● **Instruction**
Find the word "комиссии" in the material below and gather every line that contains it.

━━━━━━━━

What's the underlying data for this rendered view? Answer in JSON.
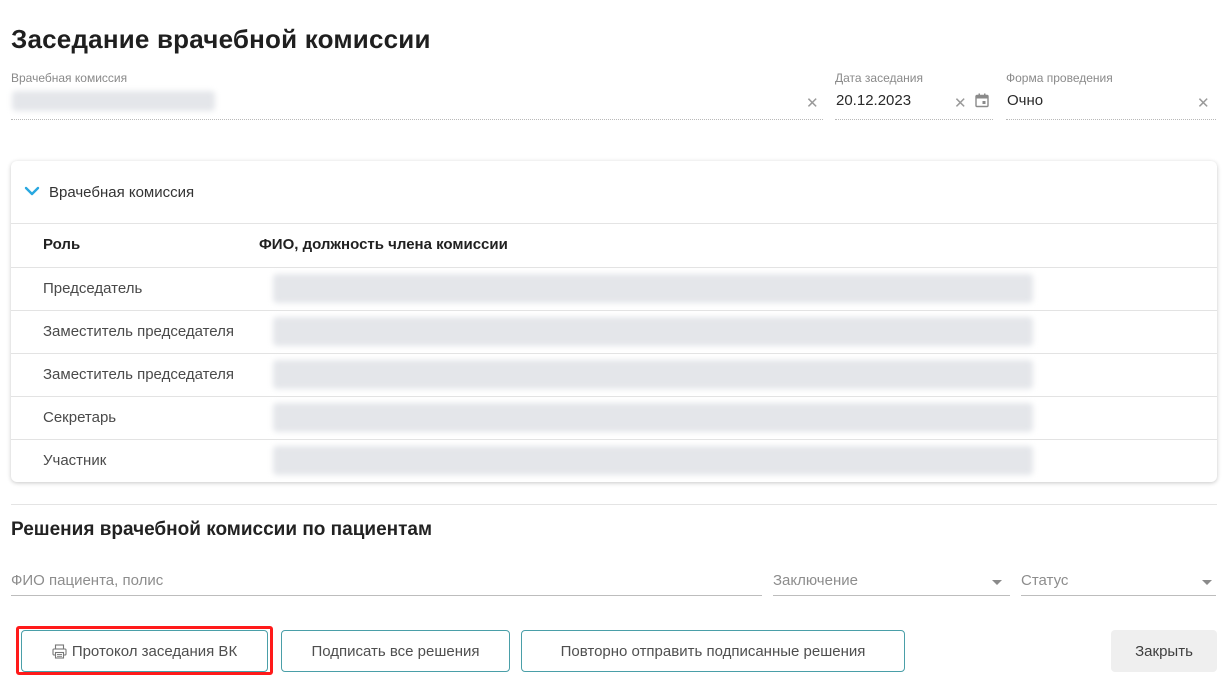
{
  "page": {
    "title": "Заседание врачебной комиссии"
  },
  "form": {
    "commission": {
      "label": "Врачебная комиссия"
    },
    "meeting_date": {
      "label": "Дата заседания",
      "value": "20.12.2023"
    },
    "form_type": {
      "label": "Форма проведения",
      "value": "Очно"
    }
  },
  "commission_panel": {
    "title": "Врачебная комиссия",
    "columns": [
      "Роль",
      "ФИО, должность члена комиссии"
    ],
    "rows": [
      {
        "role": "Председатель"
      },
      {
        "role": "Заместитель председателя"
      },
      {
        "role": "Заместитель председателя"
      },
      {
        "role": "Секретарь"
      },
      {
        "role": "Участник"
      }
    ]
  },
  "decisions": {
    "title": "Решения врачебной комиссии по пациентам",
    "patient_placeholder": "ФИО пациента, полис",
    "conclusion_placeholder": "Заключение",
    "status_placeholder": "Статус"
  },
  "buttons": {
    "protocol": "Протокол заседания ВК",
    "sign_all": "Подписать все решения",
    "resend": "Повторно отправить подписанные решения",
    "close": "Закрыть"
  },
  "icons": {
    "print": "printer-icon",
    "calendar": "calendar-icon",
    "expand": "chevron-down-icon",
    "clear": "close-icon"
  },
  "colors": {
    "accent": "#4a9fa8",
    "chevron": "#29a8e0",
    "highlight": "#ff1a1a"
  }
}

━━━━━━━━

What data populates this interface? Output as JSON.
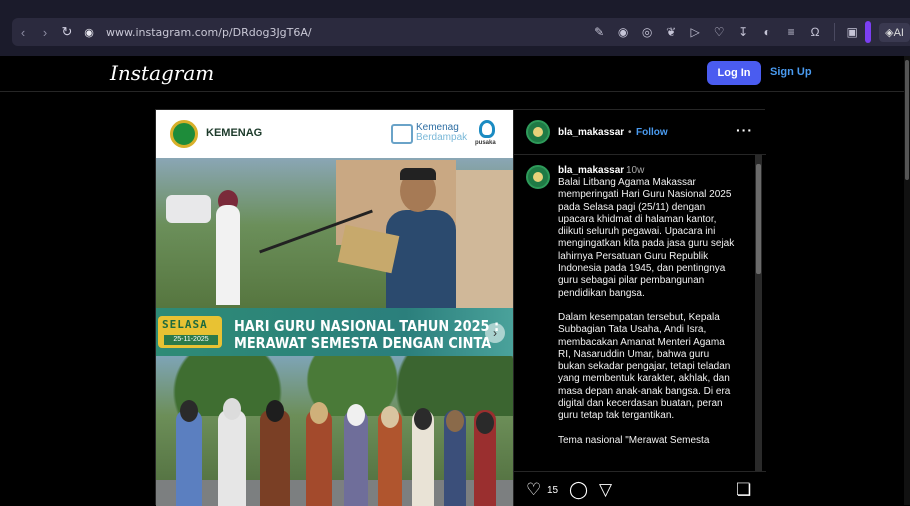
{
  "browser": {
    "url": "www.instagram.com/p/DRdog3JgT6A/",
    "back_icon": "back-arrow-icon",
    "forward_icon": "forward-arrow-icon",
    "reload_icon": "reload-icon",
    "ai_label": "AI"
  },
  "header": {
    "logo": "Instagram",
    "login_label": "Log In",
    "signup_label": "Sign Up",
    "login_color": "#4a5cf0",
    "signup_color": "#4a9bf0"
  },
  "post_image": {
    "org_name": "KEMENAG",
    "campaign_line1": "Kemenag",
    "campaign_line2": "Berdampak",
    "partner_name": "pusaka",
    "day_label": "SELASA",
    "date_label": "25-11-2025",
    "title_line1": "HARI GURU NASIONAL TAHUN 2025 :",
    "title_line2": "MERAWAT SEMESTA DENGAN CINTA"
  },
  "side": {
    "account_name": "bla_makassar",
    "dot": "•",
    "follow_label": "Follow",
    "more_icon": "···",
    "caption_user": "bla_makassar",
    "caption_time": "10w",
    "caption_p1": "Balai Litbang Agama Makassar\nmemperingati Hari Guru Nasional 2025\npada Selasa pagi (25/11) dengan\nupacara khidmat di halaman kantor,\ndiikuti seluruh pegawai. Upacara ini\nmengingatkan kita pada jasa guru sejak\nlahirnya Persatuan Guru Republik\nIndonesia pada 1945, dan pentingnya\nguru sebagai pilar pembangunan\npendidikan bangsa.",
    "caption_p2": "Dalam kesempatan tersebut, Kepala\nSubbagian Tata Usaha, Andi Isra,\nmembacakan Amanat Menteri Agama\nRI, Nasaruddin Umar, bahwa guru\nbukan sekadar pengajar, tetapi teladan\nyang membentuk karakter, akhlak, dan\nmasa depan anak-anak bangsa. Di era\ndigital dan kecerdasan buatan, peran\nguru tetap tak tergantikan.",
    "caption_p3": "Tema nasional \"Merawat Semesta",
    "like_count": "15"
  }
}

━━━━━━━━

● **Result of the task**
    "title": "Заседание врачебной комиссии"
      "ФИО, должность члена комиссии"
    "title": "Решения врачебной комиссии по пациентам",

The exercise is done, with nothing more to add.